- INSTRUCTIONS FOR THE TASK
Your answer should be only a number: how many lines include the word "ylabel".

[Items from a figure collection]
┌────────

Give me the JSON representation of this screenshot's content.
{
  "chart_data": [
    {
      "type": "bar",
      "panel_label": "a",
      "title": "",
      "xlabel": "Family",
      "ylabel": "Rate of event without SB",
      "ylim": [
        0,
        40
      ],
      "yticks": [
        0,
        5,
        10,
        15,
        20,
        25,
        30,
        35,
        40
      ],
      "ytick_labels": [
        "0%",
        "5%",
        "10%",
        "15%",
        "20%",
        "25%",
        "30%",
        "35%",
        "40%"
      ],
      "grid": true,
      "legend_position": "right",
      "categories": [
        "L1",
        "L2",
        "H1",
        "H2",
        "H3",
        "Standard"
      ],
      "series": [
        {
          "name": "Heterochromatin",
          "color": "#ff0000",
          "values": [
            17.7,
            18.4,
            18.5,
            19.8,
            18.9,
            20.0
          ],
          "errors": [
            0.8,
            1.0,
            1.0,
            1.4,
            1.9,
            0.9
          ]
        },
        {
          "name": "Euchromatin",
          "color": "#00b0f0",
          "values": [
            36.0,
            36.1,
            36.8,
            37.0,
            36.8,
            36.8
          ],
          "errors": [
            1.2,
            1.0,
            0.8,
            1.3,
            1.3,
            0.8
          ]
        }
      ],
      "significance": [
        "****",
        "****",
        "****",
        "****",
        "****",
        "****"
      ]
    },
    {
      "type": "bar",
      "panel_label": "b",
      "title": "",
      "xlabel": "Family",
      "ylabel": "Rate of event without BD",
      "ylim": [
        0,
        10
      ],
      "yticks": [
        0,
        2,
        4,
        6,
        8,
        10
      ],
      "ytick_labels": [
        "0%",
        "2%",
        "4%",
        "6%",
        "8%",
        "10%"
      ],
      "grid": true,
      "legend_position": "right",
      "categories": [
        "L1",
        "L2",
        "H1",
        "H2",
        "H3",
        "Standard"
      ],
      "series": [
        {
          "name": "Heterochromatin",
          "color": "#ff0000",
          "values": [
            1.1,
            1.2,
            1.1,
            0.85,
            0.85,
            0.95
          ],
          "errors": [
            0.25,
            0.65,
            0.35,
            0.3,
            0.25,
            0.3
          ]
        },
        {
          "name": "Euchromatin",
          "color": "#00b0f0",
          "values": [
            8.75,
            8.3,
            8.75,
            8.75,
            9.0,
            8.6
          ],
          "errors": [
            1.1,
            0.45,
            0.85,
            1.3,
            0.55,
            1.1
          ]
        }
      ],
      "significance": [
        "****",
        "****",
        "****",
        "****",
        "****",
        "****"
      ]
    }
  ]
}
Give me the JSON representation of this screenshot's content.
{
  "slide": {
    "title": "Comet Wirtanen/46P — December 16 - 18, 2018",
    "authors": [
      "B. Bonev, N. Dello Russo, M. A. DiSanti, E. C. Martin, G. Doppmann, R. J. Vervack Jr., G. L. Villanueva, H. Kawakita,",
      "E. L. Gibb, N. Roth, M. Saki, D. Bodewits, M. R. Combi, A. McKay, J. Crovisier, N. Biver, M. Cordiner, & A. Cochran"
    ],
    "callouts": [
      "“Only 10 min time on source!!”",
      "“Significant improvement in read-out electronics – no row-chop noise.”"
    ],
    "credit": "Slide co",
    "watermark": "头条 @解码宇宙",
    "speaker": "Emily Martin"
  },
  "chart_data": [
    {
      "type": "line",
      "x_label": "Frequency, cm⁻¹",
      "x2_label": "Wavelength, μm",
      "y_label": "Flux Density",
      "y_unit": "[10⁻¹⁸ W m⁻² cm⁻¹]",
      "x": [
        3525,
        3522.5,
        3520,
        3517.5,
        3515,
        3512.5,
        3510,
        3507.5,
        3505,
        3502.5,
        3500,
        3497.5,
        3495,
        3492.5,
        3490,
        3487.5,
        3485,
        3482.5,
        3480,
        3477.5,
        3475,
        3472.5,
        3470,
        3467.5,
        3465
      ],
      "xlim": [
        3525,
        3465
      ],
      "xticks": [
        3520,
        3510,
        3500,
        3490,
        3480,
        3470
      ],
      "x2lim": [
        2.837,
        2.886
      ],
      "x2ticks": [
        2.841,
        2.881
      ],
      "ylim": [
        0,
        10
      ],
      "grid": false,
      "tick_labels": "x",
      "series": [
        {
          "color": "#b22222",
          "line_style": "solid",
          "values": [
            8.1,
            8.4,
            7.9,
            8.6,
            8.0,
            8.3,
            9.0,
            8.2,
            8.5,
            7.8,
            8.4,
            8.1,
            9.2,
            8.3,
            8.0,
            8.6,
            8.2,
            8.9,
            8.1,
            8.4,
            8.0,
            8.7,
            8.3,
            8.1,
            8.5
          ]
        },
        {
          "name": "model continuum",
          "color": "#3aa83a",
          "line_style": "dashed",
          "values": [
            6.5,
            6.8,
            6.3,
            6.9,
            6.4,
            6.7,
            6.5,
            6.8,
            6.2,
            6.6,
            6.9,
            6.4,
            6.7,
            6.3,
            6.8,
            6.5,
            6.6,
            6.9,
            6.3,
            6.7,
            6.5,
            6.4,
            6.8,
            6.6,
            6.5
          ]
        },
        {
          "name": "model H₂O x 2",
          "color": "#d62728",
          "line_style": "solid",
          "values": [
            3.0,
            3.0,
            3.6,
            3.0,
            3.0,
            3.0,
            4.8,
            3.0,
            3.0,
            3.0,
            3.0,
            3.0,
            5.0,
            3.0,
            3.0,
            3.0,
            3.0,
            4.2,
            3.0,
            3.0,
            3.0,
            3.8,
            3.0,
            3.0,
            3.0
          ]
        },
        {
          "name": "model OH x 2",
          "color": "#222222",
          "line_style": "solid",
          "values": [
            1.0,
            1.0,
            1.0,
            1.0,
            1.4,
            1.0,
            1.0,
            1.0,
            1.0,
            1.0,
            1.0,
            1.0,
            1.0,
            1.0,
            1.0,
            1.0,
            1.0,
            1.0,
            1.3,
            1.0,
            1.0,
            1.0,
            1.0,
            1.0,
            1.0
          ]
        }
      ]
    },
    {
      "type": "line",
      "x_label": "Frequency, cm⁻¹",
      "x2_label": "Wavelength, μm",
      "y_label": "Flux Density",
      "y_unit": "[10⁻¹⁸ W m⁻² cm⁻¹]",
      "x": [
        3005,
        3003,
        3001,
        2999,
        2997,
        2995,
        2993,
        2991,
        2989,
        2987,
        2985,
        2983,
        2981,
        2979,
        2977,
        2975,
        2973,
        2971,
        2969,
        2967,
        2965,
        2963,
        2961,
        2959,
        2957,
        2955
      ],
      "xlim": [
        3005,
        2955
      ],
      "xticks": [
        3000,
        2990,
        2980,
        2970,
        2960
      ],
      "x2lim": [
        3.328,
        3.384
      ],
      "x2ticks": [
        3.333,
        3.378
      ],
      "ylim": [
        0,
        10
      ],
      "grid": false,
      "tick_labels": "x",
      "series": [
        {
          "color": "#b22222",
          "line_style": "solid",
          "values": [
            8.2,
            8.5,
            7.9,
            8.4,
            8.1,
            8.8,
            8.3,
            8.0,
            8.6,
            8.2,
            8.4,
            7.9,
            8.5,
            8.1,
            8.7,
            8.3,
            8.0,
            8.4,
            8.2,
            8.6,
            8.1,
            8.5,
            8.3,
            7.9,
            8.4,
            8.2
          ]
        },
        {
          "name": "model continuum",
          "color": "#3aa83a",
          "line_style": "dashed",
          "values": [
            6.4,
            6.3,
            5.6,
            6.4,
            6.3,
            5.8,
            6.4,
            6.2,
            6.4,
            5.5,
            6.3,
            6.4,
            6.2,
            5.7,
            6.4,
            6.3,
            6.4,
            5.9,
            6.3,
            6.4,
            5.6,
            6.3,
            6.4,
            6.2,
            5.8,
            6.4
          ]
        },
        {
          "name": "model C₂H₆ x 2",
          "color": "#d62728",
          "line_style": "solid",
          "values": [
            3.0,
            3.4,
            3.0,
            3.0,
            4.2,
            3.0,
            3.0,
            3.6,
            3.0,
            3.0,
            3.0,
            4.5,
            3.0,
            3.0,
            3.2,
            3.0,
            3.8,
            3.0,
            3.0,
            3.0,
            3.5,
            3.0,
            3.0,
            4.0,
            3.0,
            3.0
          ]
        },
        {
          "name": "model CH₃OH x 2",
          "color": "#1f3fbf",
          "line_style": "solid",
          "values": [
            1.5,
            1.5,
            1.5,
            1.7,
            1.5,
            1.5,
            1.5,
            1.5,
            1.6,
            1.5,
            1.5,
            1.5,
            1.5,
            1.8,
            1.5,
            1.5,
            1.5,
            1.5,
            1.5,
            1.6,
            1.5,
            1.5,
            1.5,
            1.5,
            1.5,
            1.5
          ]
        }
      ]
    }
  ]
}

└────────

- RESULT OF THIS EXERCISE
2